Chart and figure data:
· · · · · · ·
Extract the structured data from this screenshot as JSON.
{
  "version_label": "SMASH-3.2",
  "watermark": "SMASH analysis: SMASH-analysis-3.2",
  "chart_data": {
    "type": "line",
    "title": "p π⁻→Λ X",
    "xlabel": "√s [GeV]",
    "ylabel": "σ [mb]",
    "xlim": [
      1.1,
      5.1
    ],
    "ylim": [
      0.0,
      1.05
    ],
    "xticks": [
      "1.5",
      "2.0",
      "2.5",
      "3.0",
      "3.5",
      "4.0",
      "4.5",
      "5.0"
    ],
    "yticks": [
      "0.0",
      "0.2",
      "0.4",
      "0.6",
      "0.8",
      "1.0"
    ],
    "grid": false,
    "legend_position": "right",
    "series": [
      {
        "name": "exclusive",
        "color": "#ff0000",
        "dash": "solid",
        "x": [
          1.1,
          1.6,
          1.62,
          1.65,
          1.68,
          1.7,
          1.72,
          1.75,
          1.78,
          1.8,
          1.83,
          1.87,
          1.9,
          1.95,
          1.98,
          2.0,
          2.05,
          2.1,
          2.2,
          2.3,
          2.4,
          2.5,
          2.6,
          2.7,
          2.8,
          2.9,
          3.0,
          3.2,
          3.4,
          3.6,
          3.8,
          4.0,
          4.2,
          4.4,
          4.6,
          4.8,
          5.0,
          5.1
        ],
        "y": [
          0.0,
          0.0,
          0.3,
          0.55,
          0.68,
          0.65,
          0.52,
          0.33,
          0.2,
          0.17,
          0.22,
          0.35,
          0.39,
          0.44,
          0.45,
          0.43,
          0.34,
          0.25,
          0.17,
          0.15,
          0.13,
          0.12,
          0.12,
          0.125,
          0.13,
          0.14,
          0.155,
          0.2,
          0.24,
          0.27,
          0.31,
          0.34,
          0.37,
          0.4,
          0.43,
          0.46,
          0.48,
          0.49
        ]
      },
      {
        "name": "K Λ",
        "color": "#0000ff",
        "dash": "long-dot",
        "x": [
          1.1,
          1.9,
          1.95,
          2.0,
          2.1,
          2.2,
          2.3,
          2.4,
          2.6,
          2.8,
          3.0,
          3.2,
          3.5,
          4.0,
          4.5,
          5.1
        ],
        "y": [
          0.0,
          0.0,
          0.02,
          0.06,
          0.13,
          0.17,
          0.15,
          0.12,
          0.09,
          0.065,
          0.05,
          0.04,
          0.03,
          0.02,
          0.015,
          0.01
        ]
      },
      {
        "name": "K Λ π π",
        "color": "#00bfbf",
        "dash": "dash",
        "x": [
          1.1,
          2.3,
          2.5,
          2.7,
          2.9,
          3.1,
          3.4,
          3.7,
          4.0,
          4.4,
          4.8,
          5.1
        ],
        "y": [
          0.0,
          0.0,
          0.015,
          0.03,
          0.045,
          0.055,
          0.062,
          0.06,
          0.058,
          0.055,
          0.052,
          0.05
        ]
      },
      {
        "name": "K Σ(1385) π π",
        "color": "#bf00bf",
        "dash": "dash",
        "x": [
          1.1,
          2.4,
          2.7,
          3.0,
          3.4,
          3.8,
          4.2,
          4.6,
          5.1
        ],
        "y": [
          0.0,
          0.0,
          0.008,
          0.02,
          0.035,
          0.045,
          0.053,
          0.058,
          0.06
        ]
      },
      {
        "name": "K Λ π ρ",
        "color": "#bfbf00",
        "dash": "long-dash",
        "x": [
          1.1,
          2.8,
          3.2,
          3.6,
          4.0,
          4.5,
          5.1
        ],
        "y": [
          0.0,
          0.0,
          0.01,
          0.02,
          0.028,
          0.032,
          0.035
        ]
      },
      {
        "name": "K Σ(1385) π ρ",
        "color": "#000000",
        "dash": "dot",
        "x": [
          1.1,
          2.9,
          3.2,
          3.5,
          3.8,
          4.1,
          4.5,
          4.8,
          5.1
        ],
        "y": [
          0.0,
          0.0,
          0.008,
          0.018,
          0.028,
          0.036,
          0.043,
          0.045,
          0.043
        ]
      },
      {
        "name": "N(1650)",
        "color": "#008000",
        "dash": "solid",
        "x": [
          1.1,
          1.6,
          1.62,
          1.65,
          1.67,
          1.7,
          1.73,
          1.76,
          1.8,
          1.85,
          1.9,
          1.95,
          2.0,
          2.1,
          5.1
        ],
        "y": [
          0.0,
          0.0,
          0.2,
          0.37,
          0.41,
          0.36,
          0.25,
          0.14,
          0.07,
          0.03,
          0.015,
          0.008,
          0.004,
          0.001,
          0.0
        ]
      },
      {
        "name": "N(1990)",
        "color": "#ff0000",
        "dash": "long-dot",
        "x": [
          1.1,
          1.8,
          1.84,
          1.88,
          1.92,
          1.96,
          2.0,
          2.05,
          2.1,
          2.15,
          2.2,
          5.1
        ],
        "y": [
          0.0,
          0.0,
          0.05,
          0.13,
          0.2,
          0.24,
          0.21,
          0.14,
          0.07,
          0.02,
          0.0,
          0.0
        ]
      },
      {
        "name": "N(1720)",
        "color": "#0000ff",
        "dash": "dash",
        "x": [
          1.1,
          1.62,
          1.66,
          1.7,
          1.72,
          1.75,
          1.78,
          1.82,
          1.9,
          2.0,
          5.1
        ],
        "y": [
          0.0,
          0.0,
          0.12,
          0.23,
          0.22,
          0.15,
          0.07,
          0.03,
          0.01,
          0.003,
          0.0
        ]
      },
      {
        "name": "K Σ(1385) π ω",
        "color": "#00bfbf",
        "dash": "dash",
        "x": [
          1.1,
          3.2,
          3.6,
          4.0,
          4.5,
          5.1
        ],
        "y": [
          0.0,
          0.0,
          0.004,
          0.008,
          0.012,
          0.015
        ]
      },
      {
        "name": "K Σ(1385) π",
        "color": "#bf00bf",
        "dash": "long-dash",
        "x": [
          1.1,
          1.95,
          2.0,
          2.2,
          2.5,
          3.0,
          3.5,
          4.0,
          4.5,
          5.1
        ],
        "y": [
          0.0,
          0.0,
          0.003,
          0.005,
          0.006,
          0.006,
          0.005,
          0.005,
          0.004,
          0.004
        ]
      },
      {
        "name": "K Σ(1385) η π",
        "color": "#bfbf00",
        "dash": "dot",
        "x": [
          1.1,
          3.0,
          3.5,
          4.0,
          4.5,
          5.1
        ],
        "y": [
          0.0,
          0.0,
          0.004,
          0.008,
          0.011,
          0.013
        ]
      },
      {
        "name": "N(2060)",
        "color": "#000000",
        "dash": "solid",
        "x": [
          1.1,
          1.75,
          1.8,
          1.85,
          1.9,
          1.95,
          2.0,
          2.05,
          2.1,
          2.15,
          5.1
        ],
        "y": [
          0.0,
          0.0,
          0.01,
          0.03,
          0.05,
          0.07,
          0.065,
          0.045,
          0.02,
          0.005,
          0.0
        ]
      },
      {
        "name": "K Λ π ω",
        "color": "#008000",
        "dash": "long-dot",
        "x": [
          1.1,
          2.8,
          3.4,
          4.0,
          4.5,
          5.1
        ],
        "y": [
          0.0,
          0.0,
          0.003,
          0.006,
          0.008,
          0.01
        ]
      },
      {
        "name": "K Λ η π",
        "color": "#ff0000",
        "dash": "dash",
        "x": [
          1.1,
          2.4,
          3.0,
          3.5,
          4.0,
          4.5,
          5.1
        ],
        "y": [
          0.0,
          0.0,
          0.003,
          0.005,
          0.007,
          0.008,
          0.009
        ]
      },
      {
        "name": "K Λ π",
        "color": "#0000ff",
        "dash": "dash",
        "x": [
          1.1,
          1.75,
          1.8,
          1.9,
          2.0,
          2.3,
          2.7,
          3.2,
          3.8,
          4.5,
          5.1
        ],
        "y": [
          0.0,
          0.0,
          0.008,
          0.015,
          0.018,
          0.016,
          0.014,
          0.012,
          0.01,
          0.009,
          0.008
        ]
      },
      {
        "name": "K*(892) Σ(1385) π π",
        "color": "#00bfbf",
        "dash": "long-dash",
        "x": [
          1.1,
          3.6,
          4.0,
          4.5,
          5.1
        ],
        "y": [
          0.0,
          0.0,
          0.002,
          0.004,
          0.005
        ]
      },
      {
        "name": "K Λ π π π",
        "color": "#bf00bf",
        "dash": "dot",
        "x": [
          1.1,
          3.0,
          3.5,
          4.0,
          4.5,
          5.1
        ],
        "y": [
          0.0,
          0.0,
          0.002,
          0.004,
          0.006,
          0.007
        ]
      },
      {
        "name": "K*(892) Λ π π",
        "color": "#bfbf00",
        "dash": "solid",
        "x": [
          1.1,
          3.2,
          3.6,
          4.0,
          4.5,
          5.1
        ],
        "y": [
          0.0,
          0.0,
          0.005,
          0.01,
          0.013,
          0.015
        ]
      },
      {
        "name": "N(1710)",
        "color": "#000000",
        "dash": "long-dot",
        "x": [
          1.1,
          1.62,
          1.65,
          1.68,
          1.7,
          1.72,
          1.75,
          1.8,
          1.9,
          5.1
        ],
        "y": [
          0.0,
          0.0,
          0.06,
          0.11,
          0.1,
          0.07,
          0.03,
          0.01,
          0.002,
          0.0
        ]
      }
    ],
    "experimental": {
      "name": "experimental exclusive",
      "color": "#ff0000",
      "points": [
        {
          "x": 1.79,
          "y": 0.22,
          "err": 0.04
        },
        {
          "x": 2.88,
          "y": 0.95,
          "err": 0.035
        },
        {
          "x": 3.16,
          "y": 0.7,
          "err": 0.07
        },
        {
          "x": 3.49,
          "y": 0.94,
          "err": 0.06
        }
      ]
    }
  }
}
· · · · · · ·
### [Exercise]
In the lines above, find each one with "exclusive" and list it.

### [Expected answer]
        "name": "exclusive",
      "name": "experimental exclusive",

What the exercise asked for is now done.